[Figure contents as structured data]
— Start —
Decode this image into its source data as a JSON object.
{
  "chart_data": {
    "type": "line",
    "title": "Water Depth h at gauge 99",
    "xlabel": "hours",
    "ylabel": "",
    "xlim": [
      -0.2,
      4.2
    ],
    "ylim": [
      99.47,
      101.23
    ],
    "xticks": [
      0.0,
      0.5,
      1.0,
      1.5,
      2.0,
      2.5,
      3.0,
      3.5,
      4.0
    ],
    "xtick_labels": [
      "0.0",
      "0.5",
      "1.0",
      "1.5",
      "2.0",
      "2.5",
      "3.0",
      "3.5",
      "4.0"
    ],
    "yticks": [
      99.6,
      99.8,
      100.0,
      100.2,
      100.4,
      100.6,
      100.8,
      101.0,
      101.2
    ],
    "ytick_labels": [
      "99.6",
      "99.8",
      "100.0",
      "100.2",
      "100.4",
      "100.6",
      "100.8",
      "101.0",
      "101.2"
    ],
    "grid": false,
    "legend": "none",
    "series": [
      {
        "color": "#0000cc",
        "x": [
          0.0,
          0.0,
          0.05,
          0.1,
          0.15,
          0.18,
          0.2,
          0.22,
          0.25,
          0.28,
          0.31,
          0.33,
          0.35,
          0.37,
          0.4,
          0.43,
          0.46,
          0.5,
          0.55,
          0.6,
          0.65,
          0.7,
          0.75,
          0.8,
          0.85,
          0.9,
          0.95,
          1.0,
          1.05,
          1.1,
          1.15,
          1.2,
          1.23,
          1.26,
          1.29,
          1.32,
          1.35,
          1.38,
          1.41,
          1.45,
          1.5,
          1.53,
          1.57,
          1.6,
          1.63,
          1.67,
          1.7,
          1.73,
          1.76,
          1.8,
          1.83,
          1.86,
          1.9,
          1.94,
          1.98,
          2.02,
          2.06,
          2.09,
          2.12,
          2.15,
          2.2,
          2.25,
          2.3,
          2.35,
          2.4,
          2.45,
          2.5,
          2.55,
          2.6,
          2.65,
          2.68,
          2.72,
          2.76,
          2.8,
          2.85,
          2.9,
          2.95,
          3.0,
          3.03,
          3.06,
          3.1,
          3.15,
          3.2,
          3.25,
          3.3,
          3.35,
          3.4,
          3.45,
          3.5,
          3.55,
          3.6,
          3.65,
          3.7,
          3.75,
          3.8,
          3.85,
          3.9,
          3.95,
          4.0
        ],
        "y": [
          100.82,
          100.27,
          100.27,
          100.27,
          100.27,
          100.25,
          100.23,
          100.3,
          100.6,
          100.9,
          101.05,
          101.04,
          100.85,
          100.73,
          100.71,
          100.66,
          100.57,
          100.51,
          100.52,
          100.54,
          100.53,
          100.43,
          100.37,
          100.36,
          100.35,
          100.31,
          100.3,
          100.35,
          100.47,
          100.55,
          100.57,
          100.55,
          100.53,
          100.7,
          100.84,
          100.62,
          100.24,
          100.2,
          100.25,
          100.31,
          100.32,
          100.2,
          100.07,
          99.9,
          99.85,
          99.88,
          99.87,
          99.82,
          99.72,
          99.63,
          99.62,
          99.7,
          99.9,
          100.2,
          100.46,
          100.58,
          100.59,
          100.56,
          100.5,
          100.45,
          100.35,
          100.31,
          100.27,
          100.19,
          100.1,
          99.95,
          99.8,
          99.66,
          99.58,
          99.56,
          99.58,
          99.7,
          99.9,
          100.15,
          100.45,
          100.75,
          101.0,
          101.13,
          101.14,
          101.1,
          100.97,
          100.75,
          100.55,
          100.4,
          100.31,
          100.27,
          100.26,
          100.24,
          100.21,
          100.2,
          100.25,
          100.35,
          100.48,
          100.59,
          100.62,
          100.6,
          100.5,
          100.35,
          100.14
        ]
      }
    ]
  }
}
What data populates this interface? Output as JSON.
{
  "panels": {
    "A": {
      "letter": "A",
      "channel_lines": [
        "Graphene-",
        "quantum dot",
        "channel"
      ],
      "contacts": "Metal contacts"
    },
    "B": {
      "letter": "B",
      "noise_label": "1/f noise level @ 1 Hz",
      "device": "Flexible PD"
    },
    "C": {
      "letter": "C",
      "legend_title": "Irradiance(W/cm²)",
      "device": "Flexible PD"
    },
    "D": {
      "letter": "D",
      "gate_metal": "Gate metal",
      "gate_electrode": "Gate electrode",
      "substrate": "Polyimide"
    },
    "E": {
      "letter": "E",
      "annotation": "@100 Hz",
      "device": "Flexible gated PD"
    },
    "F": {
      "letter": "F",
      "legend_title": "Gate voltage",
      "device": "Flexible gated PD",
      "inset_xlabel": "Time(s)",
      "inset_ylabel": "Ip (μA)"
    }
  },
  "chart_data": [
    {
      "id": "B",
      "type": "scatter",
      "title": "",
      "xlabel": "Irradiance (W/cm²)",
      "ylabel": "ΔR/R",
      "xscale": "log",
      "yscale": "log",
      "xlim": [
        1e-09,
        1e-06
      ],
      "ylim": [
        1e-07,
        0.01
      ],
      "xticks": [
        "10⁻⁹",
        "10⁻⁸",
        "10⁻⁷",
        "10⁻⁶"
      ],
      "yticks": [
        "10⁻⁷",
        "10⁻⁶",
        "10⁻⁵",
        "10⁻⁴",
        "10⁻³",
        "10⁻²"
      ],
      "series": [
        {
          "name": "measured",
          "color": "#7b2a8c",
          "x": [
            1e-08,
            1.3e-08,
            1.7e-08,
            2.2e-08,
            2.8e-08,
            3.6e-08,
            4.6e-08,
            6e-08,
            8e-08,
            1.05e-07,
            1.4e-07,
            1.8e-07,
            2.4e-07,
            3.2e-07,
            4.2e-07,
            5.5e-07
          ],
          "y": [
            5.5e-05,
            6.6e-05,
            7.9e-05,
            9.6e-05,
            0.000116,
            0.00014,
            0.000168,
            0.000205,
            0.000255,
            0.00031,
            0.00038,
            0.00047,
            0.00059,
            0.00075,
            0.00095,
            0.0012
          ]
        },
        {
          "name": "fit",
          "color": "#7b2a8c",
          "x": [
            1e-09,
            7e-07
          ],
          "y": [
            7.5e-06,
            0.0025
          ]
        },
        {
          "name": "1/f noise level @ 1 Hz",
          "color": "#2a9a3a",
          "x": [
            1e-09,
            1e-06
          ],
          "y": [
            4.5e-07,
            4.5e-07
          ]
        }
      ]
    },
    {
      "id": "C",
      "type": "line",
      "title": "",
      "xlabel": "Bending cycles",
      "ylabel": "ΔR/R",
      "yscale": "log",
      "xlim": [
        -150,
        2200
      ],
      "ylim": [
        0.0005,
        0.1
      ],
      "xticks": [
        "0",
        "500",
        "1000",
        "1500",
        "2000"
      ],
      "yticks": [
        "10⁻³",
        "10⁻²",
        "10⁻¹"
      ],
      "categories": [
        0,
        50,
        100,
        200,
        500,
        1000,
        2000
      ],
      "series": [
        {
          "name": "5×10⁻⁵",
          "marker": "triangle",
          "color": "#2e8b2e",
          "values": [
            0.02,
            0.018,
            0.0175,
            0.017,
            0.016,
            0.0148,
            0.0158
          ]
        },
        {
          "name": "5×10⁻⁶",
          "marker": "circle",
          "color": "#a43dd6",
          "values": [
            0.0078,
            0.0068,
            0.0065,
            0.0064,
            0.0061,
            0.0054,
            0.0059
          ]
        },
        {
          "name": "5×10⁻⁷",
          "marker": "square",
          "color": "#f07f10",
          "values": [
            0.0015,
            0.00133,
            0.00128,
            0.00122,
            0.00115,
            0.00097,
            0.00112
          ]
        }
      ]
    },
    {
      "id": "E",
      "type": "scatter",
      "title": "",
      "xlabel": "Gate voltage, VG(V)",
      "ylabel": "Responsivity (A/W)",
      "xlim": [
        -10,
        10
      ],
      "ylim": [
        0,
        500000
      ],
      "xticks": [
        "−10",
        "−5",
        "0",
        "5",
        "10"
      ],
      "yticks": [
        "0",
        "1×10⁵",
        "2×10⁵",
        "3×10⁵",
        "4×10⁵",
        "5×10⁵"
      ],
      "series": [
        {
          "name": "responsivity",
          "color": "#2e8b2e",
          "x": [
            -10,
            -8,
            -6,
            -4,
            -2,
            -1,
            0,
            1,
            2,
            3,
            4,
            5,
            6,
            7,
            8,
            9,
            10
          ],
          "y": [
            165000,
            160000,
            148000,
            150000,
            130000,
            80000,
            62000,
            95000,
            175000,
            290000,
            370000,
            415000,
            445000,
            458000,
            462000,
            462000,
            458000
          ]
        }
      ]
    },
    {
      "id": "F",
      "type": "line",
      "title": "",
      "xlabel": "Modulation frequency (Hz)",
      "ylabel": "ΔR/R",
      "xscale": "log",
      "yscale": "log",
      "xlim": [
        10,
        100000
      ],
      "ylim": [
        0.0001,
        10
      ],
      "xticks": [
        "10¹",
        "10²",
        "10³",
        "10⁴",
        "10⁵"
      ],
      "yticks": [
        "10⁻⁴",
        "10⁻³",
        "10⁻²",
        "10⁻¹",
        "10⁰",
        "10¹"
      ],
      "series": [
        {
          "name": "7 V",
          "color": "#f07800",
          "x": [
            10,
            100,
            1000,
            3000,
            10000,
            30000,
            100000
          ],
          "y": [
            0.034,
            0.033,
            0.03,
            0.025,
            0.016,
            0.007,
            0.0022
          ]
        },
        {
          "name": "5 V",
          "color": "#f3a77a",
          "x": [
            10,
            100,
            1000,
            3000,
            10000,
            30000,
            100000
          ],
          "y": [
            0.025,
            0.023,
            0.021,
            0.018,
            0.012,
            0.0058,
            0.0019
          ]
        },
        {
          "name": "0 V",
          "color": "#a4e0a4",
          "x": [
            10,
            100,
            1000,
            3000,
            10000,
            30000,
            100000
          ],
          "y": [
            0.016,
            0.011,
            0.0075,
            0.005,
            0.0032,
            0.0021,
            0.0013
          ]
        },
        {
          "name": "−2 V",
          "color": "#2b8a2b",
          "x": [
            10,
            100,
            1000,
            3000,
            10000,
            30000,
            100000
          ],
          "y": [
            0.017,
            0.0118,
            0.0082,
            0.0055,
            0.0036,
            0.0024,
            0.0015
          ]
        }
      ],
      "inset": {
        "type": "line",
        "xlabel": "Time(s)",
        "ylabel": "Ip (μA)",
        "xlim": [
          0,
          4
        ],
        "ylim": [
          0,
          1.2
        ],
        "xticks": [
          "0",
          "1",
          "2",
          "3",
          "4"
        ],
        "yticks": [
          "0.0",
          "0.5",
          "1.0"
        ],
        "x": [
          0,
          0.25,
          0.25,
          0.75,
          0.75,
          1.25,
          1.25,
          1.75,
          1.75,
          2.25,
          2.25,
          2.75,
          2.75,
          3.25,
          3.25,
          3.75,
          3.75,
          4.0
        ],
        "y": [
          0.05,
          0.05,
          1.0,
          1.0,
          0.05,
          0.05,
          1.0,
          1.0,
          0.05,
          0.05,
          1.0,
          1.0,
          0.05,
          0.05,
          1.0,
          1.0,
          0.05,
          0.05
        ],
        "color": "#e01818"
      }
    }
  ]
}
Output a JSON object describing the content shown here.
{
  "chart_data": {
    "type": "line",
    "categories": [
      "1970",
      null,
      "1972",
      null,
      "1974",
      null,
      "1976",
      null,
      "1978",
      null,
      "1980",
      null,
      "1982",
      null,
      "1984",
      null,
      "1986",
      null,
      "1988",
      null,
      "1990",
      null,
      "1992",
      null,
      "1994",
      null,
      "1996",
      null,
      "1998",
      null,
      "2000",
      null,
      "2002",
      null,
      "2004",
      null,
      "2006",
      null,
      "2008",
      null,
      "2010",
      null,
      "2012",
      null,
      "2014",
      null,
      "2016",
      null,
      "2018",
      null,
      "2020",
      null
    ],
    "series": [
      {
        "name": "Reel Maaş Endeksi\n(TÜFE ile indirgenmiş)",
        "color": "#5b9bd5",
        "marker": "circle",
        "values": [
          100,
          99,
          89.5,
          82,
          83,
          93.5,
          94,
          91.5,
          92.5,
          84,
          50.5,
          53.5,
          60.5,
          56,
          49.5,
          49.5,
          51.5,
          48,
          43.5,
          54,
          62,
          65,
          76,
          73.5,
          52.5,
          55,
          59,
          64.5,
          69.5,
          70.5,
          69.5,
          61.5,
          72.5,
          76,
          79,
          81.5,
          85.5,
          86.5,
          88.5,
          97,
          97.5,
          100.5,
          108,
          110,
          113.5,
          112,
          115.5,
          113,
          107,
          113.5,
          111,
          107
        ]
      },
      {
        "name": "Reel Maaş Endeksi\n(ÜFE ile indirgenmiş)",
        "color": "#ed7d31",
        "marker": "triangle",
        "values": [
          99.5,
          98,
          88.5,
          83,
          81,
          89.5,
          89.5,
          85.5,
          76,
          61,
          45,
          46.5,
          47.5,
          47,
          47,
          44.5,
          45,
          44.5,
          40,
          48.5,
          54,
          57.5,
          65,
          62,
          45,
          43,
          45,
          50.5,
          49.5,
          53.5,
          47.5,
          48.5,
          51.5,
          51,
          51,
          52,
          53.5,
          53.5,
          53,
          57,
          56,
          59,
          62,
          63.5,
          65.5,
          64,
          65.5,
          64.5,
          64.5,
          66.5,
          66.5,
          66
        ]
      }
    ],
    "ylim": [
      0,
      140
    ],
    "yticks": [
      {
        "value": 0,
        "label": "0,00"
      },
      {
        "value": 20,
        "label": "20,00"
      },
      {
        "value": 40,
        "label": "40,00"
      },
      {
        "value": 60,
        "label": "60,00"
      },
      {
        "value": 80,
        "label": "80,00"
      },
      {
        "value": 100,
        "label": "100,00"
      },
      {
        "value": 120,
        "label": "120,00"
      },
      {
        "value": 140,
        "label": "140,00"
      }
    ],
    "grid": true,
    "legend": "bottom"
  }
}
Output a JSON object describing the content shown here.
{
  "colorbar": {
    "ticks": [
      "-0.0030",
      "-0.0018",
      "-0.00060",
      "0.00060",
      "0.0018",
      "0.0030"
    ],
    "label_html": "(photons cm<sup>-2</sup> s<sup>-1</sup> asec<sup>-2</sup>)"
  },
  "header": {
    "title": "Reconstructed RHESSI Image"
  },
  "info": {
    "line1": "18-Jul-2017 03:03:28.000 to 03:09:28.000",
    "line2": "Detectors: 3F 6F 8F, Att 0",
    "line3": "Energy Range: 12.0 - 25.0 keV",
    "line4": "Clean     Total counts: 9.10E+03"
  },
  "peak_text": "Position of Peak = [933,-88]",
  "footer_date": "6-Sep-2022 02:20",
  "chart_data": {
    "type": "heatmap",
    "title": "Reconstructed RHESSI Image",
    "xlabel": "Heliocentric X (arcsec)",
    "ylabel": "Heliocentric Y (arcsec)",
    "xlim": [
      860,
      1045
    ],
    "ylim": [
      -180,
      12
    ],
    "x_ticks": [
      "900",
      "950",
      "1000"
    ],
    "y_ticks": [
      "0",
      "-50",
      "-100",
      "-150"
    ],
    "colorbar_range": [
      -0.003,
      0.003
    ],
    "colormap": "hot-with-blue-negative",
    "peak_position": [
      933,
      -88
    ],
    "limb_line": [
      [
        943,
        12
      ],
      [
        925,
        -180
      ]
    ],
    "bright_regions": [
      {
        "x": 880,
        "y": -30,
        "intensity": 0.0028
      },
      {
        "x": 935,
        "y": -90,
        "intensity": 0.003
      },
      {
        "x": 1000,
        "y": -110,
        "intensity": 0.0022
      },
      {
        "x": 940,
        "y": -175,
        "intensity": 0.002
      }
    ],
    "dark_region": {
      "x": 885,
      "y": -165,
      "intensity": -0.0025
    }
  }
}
— End —
[Task objective] In the listing above, find each line with the word "level" and copy it.

[Complete output]
      "noise_label": "1/f noise level @ 1 Hz",
          "name": "1/f noise level @ 1 Hz",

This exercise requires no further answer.